[Begin]
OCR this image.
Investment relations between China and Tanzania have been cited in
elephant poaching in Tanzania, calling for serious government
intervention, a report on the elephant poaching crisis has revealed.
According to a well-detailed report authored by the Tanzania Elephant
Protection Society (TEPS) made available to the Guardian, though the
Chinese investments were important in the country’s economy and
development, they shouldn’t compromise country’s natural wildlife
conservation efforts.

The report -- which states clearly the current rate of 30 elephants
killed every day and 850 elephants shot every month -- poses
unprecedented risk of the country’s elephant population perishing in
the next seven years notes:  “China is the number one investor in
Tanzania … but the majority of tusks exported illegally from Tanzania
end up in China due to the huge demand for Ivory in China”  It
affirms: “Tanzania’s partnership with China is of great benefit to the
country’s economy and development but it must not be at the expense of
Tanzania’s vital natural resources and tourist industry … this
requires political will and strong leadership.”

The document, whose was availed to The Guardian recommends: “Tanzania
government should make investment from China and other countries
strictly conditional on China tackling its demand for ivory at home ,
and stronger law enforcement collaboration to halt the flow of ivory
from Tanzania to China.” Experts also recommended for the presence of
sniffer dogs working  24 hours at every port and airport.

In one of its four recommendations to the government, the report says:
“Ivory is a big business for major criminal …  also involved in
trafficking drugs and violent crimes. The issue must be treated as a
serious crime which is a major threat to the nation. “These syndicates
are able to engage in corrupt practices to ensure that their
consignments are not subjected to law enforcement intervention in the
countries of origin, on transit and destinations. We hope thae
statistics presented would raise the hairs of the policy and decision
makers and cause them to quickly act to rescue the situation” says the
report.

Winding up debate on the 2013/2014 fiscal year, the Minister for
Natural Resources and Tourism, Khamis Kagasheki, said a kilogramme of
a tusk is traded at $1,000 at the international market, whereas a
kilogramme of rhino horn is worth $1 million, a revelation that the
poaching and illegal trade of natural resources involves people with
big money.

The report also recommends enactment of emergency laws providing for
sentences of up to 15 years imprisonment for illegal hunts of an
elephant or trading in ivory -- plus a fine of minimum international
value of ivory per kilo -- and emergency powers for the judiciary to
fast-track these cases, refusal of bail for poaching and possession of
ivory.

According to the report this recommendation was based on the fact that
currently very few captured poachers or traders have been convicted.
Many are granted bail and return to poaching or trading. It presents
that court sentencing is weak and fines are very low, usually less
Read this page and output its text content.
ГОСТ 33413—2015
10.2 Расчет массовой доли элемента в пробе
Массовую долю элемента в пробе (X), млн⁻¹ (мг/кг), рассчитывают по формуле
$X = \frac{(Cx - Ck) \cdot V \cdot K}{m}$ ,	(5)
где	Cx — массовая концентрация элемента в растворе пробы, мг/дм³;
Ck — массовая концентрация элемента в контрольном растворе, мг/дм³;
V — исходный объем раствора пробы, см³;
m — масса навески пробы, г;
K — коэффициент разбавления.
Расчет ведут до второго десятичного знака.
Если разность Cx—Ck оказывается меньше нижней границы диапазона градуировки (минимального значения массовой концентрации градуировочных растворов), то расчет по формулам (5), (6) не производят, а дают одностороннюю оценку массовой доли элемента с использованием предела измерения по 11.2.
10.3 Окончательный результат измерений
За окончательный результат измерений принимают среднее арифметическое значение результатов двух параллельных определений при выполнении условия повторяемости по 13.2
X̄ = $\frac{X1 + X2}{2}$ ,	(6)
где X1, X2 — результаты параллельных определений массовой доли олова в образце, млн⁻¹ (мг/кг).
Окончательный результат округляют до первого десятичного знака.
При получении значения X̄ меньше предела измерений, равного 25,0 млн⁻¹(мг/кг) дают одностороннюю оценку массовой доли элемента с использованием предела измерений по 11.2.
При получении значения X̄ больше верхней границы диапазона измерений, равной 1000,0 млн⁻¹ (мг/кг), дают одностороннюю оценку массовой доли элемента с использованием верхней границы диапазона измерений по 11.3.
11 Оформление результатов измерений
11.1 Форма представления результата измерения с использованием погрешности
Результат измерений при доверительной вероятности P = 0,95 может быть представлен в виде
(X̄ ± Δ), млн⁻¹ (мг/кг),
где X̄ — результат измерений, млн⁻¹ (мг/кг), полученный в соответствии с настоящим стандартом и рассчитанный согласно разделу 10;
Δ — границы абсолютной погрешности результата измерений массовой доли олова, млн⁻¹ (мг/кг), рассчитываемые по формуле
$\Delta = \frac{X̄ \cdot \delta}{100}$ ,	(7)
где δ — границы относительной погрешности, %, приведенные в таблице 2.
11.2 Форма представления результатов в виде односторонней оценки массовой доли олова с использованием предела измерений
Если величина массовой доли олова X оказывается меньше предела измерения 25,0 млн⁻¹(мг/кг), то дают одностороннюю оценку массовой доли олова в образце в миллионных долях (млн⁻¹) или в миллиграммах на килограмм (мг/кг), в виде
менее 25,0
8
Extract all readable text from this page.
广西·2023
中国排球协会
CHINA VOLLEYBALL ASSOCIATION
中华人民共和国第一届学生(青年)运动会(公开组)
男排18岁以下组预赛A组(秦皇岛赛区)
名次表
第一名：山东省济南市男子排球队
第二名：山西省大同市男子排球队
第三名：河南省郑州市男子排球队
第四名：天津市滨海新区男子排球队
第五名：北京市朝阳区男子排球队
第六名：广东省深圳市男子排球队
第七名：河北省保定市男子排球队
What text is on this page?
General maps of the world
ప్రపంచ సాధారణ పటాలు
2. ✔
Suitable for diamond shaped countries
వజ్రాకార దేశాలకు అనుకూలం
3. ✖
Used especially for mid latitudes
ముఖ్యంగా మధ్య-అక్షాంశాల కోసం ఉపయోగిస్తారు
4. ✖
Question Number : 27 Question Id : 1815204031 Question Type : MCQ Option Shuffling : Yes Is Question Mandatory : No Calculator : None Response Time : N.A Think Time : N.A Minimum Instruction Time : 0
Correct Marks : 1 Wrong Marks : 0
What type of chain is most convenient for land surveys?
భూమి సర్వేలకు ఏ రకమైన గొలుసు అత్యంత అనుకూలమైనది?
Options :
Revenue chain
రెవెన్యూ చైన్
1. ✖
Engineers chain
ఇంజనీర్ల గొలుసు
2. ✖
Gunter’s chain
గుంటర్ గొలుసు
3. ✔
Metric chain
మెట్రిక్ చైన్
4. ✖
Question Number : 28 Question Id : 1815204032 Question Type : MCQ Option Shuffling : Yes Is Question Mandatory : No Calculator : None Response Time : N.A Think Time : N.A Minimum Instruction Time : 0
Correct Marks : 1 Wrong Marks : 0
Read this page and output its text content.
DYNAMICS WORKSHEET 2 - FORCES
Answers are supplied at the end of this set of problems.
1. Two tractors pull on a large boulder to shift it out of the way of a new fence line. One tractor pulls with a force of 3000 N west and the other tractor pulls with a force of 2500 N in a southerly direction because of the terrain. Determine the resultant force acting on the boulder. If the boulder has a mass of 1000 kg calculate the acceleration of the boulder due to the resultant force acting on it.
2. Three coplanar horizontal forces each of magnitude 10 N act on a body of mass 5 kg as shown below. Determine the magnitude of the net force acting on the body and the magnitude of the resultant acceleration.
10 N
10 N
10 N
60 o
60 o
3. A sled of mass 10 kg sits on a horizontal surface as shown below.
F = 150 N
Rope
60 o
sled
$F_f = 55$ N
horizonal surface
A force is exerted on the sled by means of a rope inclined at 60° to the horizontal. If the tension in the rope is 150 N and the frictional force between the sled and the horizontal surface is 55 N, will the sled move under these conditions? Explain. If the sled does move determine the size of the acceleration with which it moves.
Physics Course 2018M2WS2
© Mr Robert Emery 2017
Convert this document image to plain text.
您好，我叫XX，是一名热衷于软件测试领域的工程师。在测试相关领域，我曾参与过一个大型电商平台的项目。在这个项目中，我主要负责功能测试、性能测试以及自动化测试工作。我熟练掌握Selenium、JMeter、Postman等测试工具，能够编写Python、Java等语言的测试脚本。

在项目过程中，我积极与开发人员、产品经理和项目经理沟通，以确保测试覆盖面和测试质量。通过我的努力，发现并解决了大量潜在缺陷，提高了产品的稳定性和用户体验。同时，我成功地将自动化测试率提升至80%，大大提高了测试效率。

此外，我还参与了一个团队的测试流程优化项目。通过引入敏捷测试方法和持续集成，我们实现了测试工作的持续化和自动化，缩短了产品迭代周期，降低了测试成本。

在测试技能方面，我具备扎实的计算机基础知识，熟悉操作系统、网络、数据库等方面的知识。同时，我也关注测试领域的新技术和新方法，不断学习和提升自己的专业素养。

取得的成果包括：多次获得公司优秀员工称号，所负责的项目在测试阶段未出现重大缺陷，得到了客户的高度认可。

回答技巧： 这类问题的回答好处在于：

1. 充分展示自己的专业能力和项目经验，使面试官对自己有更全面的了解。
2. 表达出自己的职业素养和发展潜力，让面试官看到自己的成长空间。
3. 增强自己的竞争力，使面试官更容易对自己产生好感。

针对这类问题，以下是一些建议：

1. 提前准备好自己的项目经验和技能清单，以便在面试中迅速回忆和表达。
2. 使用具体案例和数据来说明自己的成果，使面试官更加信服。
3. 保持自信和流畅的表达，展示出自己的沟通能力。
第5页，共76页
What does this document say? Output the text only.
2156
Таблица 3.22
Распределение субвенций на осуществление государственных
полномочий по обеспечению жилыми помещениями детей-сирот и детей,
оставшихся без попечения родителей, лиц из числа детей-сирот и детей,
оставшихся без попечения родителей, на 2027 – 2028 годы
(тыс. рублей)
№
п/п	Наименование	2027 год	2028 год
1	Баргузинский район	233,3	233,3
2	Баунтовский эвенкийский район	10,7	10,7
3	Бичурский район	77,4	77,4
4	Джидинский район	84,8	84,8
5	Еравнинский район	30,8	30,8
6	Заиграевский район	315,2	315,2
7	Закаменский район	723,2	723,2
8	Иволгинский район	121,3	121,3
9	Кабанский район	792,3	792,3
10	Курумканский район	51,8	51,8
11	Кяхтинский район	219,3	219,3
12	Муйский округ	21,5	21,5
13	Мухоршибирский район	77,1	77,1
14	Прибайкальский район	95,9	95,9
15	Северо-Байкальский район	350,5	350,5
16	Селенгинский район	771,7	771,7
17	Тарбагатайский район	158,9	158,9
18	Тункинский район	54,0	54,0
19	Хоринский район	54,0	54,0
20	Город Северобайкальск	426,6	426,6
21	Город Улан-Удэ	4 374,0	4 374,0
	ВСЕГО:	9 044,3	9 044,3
[End]
## PROBLEM DESCRIPTION
Copy out each line of the data containing the string "погрешности".

## RESULT FOR THIS EXERCISE
11.1 Форма представления результата измерения с использованием погрешности
Δ — границы абсолютной погрешности результата измерений массовой доли олова, млн⁻¹ (мг/кг), рассчитываемые по формуле
где δ — границы относительной погрешности, %, приведенные в таблице 2.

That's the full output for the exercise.